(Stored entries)

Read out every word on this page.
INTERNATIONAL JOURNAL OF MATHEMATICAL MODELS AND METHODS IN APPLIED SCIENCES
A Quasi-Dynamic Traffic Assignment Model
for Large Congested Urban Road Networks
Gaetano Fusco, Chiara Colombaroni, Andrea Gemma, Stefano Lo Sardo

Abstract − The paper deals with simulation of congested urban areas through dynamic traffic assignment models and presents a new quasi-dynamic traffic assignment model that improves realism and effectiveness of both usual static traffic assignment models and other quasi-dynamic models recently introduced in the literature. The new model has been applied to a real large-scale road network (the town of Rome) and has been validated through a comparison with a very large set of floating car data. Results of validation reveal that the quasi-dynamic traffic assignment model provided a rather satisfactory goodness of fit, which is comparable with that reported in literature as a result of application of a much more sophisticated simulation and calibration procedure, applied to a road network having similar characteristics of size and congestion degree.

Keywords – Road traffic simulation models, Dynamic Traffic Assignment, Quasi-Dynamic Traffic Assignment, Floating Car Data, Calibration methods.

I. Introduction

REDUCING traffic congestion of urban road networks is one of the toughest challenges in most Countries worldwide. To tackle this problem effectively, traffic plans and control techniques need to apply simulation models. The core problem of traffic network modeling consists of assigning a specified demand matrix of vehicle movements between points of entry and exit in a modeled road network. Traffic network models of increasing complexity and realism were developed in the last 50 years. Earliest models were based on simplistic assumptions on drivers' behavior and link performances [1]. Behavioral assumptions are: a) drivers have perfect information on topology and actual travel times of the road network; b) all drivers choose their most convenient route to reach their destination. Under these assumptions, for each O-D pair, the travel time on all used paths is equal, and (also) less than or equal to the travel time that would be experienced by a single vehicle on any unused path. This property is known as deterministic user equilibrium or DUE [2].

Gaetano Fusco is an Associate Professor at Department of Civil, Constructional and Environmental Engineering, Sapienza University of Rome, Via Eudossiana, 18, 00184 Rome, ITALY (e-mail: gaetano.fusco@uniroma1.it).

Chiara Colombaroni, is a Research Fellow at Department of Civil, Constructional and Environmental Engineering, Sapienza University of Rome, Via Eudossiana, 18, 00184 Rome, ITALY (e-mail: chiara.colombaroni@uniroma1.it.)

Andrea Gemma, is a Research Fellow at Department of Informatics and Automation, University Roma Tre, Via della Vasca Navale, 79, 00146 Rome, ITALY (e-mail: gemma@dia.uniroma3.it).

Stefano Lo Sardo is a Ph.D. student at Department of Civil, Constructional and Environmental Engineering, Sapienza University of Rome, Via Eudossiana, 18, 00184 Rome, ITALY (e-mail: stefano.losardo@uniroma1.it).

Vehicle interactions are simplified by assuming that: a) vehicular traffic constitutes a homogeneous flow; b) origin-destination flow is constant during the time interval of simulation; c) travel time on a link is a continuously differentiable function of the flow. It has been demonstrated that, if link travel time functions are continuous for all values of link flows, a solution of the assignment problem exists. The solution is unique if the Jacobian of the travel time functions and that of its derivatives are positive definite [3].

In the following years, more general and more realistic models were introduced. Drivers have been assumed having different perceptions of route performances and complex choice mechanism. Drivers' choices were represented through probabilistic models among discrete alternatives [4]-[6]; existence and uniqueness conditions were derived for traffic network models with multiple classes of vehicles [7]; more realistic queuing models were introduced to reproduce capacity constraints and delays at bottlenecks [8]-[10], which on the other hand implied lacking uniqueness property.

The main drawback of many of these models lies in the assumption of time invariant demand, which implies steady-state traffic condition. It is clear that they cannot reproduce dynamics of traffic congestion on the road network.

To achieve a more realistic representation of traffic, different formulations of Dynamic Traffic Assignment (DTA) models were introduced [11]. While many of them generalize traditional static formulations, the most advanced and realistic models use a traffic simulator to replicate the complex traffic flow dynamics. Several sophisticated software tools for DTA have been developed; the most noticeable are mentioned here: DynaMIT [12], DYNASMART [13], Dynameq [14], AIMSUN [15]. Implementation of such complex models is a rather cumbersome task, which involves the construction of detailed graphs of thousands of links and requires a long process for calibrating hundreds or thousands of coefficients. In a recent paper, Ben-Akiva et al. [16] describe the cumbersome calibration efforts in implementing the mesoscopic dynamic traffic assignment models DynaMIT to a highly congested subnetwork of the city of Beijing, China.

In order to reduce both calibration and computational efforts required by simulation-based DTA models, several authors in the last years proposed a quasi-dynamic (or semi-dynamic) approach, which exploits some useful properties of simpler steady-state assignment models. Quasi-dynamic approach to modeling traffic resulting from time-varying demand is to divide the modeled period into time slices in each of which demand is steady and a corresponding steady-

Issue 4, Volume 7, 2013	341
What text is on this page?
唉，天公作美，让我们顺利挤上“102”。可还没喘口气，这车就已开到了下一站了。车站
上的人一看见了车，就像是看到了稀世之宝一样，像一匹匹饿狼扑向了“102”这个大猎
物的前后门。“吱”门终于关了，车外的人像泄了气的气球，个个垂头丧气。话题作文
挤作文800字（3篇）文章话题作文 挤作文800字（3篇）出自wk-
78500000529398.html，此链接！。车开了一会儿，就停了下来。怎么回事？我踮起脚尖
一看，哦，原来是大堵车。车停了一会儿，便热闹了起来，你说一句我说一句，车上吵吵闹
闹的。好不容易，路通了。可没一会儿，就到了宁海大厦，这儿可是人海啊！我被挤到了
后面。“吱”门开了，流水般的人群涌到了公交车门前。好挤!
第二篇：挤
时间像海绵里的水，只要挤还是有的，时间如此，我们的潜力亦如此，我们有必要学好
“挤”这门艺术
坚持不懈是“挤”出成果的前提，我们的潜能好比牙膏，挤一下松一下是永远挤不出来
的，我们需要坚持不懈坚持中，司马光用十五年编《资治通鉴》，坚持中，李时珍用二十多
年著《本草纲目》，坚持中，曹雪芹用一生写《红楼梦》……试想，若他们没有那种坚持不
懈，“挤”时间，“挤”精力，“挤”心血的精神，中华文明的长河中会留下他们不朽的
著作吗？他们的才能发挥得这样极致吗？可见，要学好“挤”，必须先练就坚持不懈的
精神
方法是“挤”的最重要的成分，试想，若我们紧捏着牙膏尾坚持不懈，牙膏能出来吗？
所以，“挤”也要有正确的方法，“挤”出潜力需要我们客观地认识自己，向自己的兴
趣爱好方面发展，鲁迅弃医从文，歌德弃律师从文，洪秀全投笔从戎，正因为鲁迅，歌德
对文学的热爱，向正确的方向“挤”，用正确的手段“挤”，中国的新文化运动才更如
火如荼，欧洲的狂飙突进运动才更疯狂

To do → Repeat the listing in full, keeping every line exactly as it is.

Response to this exercise →
Read out every word on this page.
INTERNATIONAL JOURNAL OF MATHEMATICAL MODELS AND METHODS IN APPLIED SCIENCES
A Quasi-Dynamic Traffic Assignment Model
for Large Congested Urban Road Networks
Gaetano Fusco, Chiara Colombaroni, Andrea Gemma, Stefano Lo Sardo

Abstract − The paper deals with simulation of congested urban areas through dynamic traffic assignment models and presents a new quasi-dynamic traffic assignment model that improves realism and effectiveness of both usual static traffic assignment models and other quasi-dynamic models recently introduced in the literature. The new model has been applied to a real large-scale road network (the town of Rome) and has been validated through a comparison with a very large set of floating car data. Results of validation reveal that the quasi-dynamic traffic assignment model provided a rather satisfactory goodness of fit, which is comparable with that reported in literature as a result of application of a much more sophisticated simulation and calibration procedure, applied to a road network having similar characteristics of size and congestion degree.

Keywords – Road traffic simulation models, Dynamic Traffic Assignment, Quasi-Dynamic Traffic Assignment, Floating Car Data, Calibration methods.

I. Introduction

REDUCING traffic congestion of urban road networks is one of the toughest challenges in most Countries worldwide. To tackle this problem effectively, traffic plans and control techniques need to apply simulation models. The core problem of traffic network modeling consists of assigning a specified demand matrix of vehicle movements between points of entry and exit in a modeled road network. Traffic network models of increasing complexity and realism were developed in the last 50 years. Earliest models were based on simplistic assumptions on drivers' behavior and link performances [1]. Behavioral assumptions are: a) drivers have perfect information on topology and actual travel times of the road network; b) all drivers choose their most convenient route to reach their destination. Under these assumptions, for each O-D pair, the travel time on all used paths is equal, and (also) less than or equal to the travel time that would be experienced by a single vehicle on any unused path. This property is known as deterministic user equilibrium or DUE [2].

Gaetano Fusco is an Associate Professor at Department of Civil, Constructional and Environmental Engineering, Sapienza University of Rome, Via Eudossiana, 18, 00184 Rome, ITALY (e-mail: gaetano.fusco@uniroma1.it).

Chiara Colombaroni, is a Research Fellow at Department of Civil, Constructional and Environmental Engineering, Sapienza University of Rome, Via Eudossiana, 18, 00184 Rome, ITALY (e-mail: chiara.colombaroni@uniroma1.it.)

Andrea Gemma, is a Research Fellow at Department of Informatics and Automation, University Roma Tre, Via della Vasca Navale, 79, 00146 Rome, ITALY (e-mail: gemma@dia.uniroma3.it).

Stefano Lo Sardo is a Ph.D. student at Department of Civil, Constructional and Environmental Engineering, Sapienza University of Rome, Via Eudossiana, 18, 00184 Rome, ITALY (e-mail: stefano.losardo@uniroma1.it).

Vehicle interactions are simplified by assuming that: a) vehicular traffic constitutes a homogeneous flow; b) origin-destination flow is constant during the time interval of simulation; c) travel time on a link is a continuously differentiable function of the flow. It has been demonstrated that, if link travel time functions are continuous for all values of link flows, a solution of the assignment problem exists. The solution is unique if the Jacobian of the travel time functions and that of its derivatives are positive definite [3].

In the following years, more general and more realistic models were introduced. Drivers have been assumed having different perceptions of route performances and complex choice mechanism. Drivers' choices were represented through probabilistic models among discrete alternatives [4]-[6]; existence and uniqueness conditions were derived for traffic network models with multiple classes of vehicles [7]; more realistic queuing models were introduced to reproduce capacity constraints and delays at bottlenecks [8]-[10], which on the other hand implied lacking uniqueness property.

The main drawback of many of these models lies in the assumption of time invariant demand, which implies steady-state traffic condition. It is clear that they cannot reproduce dynamics of traffic congestion on the road network.

To achieve a more realistic representation of traffic, different formulations of Dynamic Traffic Assignment (DTA) models were introduced [11]. While many of them generalize traditional static formulations, the most advanced and realistic models use a traffic simulator to replicate the complex traffic flow dynamics. Several sophisticated software tools for DTA have been developed; the most noticeable are mentioned here: DynaMIT [12], DYNASMART [13], Dynameq [14], AIMSUN [15]. Implementation of such complex models is a rather cumbersome task, which involves the construction of detailed graphs of thousands of links and requires a long process for calibrating hundreds or thousands of coefficients. In a recent paper, Ben-Akiva et al. [16] describe the cumbersome calibration efforts in implementing the mesoscopic dynamic traffic assignment models DynaMIT to a highly congested subnetwork of the city of Beijing, China.

In order to reduce both calibration and computational efforts required by simulation-based DTA models, several authors in the last years proposed a quasi-dynamic (or semi-dynamic) approach, which exploits some useful properties of simpler steady-state assignment models. Quasi-dynamic approach to modeling traffic resulting from time-varying demand is to divide the modeled period into time slices in each of which demand is steady and a corresponding steady-

Issue 4, Volume 7, 2013	341
What text is on this page?
唉，天公作美，让我们顺利挤上“102”。可还没喘口气，这车就已开到了下一站了。车站
上的人一看见了车，就像是看到了稀世之宝一样，像一匹匹饿狼扑向了“102”这个大猎
物的前后门。“吱”门终于关了，车外的人像泄了气的气球，个个垂头丧气。话题作文
挤作文800字（3篇）文章话题作文 挤作文800字（3篇）出自wk-
78500000529398.html，此链接！。车开了一会儿，就停了下来。怎么回事？我踮起脚尖
一看，哦，原来是大堵车。车停了一会儿，便热闹了起来，你说一句我说一句，车上吵吵闹
闹的。好不容易，路通了。可没一会儿，就到了宁海大厦，这儿可是人海啊！我被挤到了
后面。“吱”门开了，流水般的人群涌到了公交车门前。好挤!
第二篇：挤
时间像海绵里的水，只要挤还是有的，时间如此，我们的潜力亦如此，我们有必要学好
“挤”这门艺术
坚持不懈是“挤”出成果的前提，我们的潜能好比牙膏，挤一下松一下是永远挤不出来
的，我们需要坚持不懈坚持中，司马光用十五年编《资治通鉴》，坚持中，李时珍用二十多
年著《本草纲目》，坚持中，曹雪芹用一生写《红楼梦》……试想，若他们没有那种坚持不
懈，“挤”时间，“挤”精力，“挤”心血的精神，中华文明的长河中会留下他们不朽的
著作吗？他们的才能发挥得这样极致吗？可见，要学好“挤”，必须先练就坚持不懈的
精神
方法是“挤”的最重要的成分，试想，若我们紧捏着牙膏尾坚持不懈，牙膏能出来吗？
所以，“挤”也要有正确的方法，“挤”出潜力需要我们客观地认识自己，向自己的兴
趣爱好方面发展，鲁迅弃医从文，歌德弃律师从文，洪秀全投笔从戎，正因为鲁迅，歌德
对文学的热爱，向正确的方向“挤”，用正确的手段“挤”，中国的新文化运动才更如
火如荼，欧洲的狂飙突进运动才更疯狂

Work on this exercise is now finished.